>> Begin
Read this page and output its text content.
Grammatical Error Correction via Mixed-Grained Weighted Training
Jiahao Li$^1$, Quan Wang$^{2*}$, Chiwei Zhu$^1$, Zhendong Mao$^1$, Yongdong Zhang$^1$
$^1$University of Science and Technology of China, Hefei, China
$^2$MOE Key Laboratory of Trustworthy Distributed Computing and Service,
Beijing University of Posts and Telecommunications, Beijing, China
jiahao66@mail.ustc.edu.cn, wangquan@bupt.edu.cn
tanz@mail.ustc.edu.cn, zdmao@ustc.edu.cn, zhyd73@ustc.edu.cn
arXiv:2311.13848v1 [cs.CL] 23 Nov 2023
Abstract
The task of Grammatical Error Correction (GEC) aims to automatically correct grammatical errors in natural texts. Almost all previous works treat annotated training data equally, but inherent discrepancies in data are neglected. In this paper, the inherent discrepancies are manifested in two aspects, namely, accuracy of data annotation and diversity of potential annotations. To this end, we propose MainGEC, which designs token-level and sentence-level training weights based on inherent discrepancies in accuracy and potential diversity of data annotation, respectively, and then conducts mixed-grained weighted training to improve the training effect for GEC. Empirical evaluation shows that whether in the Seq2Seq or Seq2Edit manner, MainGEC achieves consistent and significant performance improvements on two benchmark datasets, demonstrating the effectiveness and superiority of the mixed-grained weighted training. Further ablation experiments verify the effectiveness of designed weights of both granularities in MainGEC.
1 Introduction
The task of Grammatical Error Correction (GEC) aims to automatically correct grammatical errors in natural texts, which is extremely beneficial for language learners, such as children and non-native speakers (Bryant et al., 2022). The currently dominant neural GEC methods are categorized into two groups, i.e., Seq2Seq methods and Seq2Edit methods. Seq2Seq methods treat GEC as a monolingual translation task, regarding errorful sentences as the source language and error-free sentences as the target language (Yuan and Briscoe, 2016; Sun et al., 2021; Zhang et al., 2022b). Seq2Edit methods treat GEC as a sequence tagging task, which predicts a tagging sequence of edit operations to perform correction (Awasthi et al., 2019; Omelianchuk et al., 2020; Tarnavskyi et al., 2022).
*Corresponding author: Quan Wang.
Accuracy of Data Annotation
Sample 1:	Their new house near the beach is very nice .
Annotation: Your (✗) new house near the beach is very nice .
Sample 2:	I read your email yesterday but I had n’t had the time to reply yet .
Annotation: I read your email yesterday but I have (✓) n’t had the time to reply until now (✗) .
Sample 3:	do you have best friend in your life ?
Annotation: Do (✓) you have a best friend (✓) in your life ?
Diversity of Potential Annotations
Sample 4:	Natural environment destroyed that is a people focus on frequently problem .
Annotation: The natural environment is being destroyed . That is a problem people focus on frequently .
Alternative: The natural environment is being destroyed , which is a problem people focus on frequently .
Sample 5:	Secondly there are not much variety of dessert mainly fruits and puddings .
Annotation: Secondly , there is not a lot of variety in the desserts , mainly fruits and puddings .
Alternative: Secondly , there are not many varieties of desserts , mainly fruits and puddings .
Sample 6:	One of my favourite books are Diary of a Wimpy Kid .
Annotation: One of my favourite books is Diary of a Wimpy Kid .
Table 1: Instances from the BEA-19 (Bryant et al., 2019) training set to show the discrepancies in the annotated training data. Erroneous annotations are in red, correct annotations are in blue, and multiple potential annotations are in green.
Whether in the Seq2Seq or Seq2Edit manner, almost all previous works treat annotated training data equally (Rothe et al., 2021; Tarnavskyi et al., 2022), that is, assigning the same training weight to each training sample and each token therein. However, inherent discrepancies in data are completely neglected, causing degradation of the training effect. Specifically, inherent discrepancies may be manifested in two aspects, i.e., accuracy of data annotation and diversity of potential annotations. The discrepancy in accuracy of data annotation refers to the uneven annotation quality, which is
>> End
* **Exercise**
Of all the lines in the material above, how many contain the word "Zhang"? Give only the count.

* **Correct result**
2